# Objetivo:
Indique se cada afirmação concorda com o texto sobre o segredo de justiça no inquérito, respondendo sim ou não e citando as palavras do texto que o decidem. (a) Na hipótese do n.º 2 do art. 86.º, o juiz de instrução decide mediante requerimento do arguido, do assistente ou do ofendido. (b) Na intervenção prevista no n.º 3, cabe ao juiz de instrução decidir a sujeição do processo a segredo de justiça. (c) Na hipótese do n.º 2, o juiz de instrução decide por despacho recorrível.

# Texto fornecido:
::::::::

Assim, a lei penal adjectiva estabeleceu um regime em que o dominus do inquérito (cf. art. 263.º, n.º 1, do Código de Processo Penal) não pode decidir por si só da sujeição do inquérito a segredo.
Na hipótese prevista no n.º 2 do art. 86.º do Código de Processo Penal, o juiz de instrução decide (por despacho irrecorrível) da sujeição do processo, durante a fase de inquérito, a segredo de justiça, mediante requerimento do arguido, do assistente ou do ofendido. Os requerentes devem, portanto, indicar as razões por que os seus direitos são prejudicados com a publicidade do inquérito, cabendo ao juiz de instrução, depois de ouvir o Ministério Público, apreciar se as razões invocadas fundamentam a sujeição do inquérito a segredo de justiça e decidir, em conformidade.
Já na intervenção prevista no n.º 3, do referido normativo ao juiz de instrução não compete a decisão. Na verdade a decisão de sujeitar o processo, na fase de inquérito, a segredo de justiça é do Ministério Público, ao juiz de instrução é reservado o papel de validar, ou não, essa decisão.
Ora, na decisão de validação, ou não, da decisão do Ministério Público de sujeitar o inquérito a segredo de justiça, o juiz de instrução terá de assimilar o poder que lhe é conferido de “controlar” a decisão do Ministério Público, no quadro das regras constitucionais e processuais em que ele se insere.
Na verdade o juiz de instrução criminal não pode desprezar a função constitucional do Ministério Público de exercício da acção penal da qual decorre o monopólio da direcção do inquérito.
Por isso, “a decisão de validação (ou não) da decisão do MP dificilmente pode ter um conteúdo material e decisório autónomo em relação à avaliação feita pelo MP sobre os interesses em causa, num inquérito a cuja orientação táctica e estratégica o JIC é completamente estranho” ( ).
“Serão normalmente os interesses da investigação a justificar a posição do Ministério Público no sentido da sujeição do processo a segredo de justiça (interno e externo, pois estes interesses reclamam estas duas facetas deste regime). O Ministério Público é o dominus desta fase processual, é ele quem dirige o inquérito e é responsável pela investigação. Seria insólito que o juiz de instrução sobrepusesse o seu critério a respeito dos interesses da investigação ao critério do Ministério Público a esse respeito (estaria a “meter a foice em seara alheia”). A função do juiz de instrução, no nosso sistema, é garantista (o “juiz das liberdades”), não de concorrência ou sobreposição em relação às funções do Ministério Público no inquérito. A responsabilidade indeclinável do juiz de instrução prende-se, antes, com o balanço e a ponderação entre as exigências da investigação (aceitando, à partida, que essas exigências são como o Ministério Público as configura), por um lado, e os direitos de defesa do arguido, por outro lado. São este tipo de juízo e de ponderação (não o juízo e ponderação a respeito dos interesses da investigação, por si só) que são específicos da função do juiz de instrução. Portanto, o que pode levar o juiz a divergir do Ministério Público não é uma sua divergência a respeito dos interesses da investigação, como se devesse ajuizar a respeito desses interesses, mas uma ponderação entre esses interesses (aceitando-os como o Ministério Público os configura) e os direitos de defesa do arguido.” ( ).

::::::::

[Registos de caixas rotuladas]
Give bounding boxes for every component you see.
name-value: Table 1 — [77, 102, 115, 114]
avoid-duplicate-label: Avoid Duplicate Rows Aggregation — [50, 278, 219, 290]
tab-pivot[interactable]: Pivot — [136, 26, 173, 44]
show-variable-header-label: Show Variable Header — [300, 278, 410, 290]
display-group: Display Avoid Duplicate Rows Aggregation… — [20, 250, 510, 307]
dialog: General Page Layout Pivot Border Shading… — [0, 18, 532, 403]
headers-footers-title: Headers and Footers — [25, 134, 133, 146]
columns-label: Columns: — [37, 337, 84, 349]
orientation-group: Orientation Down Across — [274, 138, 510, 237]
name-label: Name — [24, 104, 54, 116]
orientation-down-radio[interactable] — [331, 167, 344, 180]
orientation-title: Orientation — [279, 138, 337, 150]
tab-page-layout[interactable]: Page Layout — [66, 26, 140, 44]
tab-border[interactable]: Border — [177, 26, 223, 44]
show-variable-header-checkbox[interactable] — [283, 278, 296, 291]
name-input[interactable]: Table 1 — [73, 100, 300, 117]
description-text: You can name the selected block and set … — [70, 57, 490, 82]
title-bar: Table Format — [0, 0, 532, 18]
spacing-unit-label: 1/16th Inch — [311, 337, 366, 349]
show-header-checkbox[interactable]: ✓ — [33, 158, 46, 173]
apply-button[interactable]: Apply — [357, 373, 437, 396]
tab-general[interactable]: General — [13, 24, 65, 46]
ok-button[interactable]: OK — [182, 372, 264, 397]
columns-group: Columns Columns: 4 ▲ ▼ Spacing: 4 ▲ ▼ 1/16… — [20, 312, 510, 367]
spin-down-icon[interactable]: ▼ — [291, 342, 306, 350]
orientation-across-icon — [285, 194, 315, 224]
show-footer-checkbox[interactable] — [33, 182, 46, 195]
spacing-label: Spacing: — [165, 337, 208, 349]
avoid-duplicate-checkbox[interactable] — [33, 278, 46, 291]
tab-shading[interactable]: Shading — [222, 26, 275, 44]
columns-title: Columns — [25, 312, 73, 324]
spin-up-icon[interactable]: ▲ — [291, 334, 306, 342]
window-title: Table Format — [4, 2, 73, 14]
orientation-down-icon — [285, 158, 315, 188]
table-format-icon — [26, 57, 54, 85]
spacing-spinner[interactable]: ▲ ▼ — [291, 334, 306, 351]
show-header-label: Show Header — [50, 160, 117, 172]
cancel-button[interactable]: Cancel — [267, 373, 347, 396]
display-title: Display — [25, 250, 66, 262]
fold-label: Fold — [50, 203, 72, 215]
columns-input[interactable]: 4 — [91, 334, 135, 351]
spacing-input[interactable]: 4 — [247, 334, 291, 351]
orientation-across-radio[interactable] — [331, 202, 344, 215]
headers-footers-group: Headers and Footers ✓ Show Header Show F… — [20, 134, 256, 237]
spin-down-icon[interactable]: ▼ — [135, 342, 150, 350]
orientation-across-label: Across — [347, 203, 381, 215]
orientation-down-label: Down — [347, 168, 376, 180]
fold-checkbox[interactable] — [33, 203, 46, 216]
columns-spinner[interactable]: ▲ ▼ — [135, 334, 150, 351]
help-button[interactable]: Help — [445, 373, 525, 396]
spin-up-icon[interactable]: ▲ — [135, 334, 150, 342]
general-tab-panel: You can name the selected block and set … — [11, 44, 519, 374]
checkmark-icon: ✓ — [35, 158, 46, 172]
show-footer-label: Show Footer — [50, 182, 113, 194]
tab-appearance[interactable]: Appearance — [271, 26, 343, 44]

::::::::

# Resposta abaixo:
(a) Sim: «mediante requerimento do arguido, do assistente ou do ofendido».
(b) Não: «ao juiz de instrução não compete a decisão».
(c) Não: «por despacho irrecorrível».